** WRITTEN INSTRUCTION **
Repeat all the material exactly; pictures stay out of your copy.

Data excerpts:

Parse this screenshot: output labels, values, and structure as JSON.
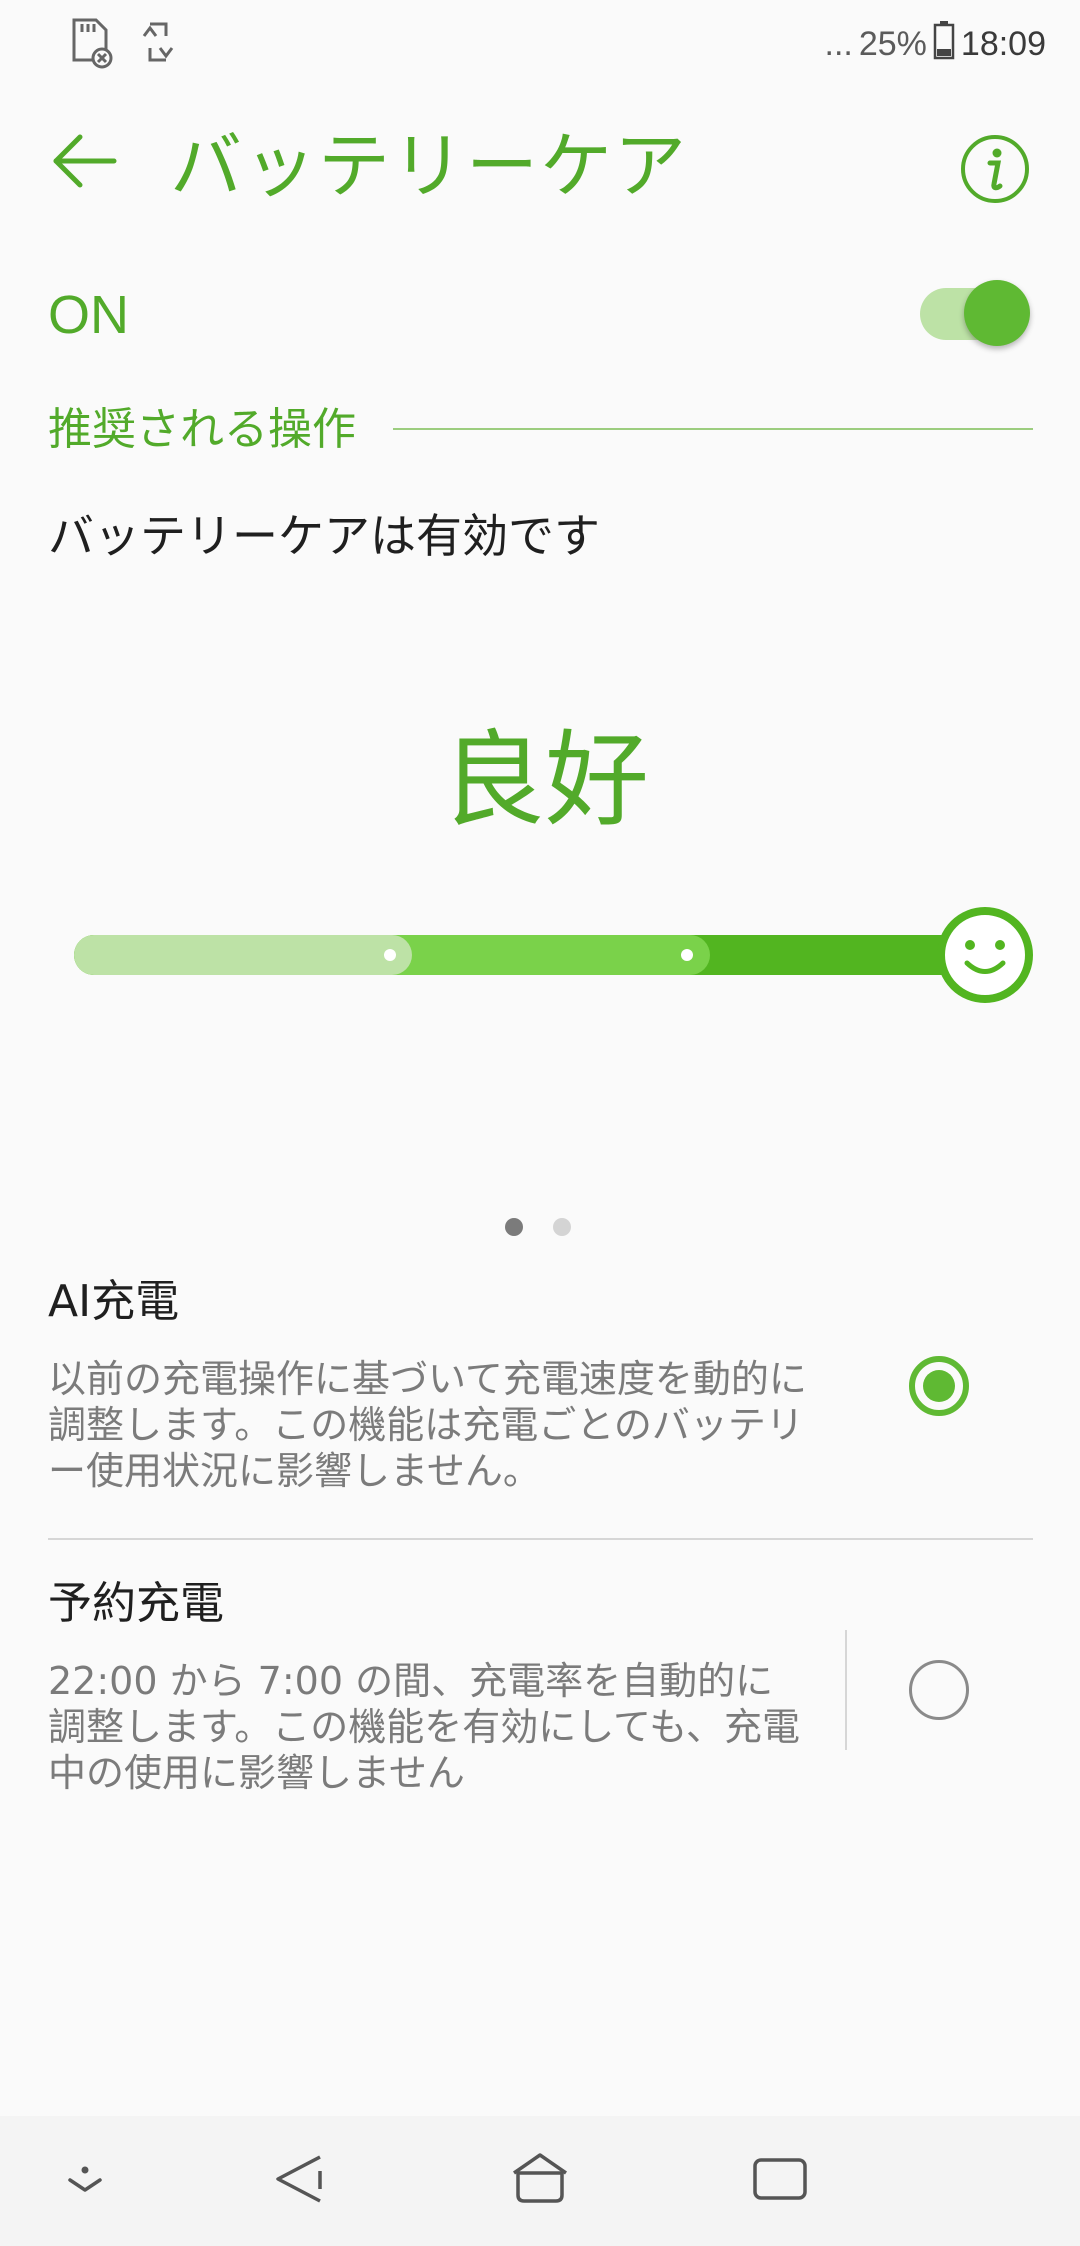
{
  "status_bar": {
    "icons": [
      "sd-card-icon",
      "sync-icon"
    ],
    "more_indicator": "...",
    "battery_percent": "25%",
    "battery_level": 0.25,
    "clock": "18:09"
  },
  "app_bar": {
    "title": "バッテリーケア",
    "back_icon": "back-arrow-icon",
    "info_icon": "info-icon"
  },
  "master_switch": {
    "label": "ON",
    "checked": true
  },
  "section": {
    "header": "推奨される操作"
  },
  "status_message": "バッテリーケアは有効です",
  "battery_health": {
    "level_label": "良好",
    "level": "high",
    "face_icon": "smiley-face-icon"
  },
  "pager": {
    "page_count": 2,
    "current_page": 1
  },
  "options": [
    {
      "title": "AI充電",
      "description": "以前の充電操作に基づいて充電速度を動的に調整します。この機能は充電ごとのバッテリー使用状況に影響しません。",
      "selected": true
    },
    {
      "title": "予約充電",
      "description": "22:00 から 7:00 の間、充電率を自動的に調整します。この機能を有効にしても、充電中の使用に影響しません",
      "selected": false
    }
  ],
  "nav_bar": {
    "icons": [
      "hide-navbar-icon",
      "nav-back-icon",
      "nav-home-icon",
      "nav-recents-icon"
    ]
  },
  "colors": {
    "accent": "#52aa2a",
    "accent_strong": "#5fb933",
    "gauge_light": "#bde2a6",
    "gauge_mid": "#7ad24a",
    "gauge_dark": "#52b520"
  }
}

** RESPONSE TO THE TASK **
Parse this screenshot: output labels, values, and structure as JSON.
{
  "status_bar": {
    "icons": [
      "sd-card-icon",
      "sync-icon"
    ],
    "more_indicator": "...",
    "battery_percent": "25%",
    "battery_level": 0.25,
    "clock": "18:09"
  },
  "app_bar": {
    "title": "バッテリーケア",
    "back_icon": "back-arrow-icon",
    "info_icon": "info-icon"
  },
  "master_switch": {
    "label": "ON",
    "checked": true
  },
  "section": {
    "header": "推奨される操作"
  },
  "status_message": "バッテリーケアは有効です",
  "battery_health": {
    "level_label": "良好",
    "level": "high",
    "face_icon": "smiley-face-icon"
  },
  "pager": {
    "page_count": 2,
    "current_page": 1
  },
  "options": [
    {
      "title": "AI充電",
      "description": "以前の充電操作に基づいて充電速度を動的に調整します。この機能は充電ごとのバッテリー使用状況に影響しません。",
      "selected": true
    },
    {
      "title": "予約充電",
      "description": "22:00 から 7:00 の間、充電率を自動的に調整します。この機能を有効にしても、充電中の使用に影響しません",
      "selected": false
    }
  ],
  "nav_bar": {
    "icons": [
      "hide-navbar-icon",
      "nav-back-icon",
      "nav-home-icon",
      "nav-recents-icon"
    ]
  },
  "colors": {
    "accent": "#52aa2a",
    "accent_strong": "#5fb933",
    "gauge_light": "#bde2a6",
    "gauge_mid": "#7ad24a",
    "gauge_dark": "#52b520"
  }
}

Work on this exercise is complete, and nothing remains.